Stated problem: Work out how many lines in the entries contain the string "ОКРОПИЛ", and give nothing but that number.
BEGIN Records supplied
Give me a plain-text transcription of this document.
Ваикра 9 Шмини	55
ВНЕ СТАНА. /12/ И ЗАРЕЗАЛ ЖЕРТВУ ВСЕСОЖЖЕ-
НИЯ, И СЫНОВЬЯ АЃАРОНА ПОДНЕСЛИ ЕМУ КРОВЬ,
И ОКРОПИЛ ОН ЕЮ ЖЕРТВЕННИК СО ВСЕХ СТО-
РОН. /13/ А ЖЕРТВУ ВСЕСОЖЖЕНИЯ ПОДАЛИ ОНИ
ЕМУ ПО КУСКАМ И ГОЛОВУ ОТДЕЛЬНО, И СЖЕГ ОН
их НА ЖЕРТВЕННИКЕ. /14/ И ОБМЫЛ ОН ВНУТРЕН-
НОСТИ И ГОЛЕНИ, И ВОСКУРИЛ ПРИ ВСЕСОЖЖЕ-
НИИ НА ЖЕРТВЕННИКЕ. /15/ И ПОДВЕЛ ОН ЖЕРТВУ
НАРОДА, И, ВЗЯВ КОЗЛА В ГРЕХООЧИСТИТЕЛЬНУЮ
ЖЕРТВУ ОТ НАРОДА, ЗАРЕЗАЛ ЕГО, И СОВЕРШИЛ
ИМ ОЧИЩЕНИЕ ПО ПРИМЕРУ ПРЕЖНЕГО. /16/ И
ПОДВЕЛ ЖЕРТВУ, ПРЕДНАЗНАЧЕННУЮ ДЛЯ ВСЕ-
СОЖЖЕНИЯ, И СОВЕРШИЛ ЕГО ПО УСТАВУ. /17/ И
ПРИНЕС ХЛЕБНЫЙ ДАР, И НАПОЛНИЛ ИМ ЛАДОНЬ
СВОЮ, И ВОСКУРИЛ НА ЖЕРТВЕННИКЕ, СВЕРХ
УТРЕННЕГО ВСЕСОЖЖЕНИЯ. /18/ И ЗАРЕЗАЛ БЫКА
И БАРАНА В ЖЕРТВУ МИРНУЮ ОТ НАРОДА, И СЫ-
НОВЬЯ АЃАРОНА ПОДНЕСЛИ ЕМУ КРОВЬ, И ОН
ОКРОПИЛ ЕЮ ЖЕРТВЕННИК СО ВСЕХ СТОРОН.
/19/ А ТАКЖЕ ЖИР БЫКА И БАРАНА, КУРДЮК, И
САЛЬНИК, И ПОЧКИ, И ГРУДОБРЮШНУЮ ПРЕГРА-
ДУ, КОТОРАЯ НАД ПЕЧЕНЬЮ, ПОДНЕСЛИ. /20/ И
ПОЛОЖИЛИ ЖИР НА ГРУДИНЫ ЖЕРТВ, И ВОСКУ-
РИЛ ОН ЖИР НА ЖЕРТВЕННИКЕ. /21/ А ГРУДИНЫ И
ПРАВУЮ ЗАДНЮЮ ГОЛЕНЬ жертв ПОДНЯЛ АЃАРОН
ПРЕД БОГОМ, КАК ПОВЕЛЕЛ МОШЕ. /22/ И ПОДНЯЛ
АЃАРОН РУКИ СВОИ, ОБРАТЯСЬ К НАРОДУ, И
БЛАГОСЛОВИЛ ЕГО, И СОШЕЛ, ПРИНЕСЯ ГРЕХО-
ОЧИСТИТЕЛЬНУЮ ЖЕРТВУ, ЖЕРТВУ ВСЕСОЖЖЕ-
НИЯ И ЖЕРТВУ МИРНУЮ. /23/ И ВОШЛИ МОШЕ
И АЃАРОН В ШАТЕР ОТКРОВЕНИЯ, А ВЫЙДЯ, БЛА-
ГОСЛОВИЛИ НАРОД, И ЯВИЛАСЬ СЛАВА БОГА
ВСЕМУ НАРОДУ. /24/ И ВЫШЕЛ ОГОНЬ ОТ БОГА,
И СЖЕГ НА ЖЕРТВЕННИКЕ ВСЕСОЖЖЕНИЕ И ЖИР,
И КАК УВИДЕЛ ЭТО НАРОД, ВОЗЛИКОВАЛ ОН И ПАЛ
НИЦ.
END Records supplied
Exercise answer: 2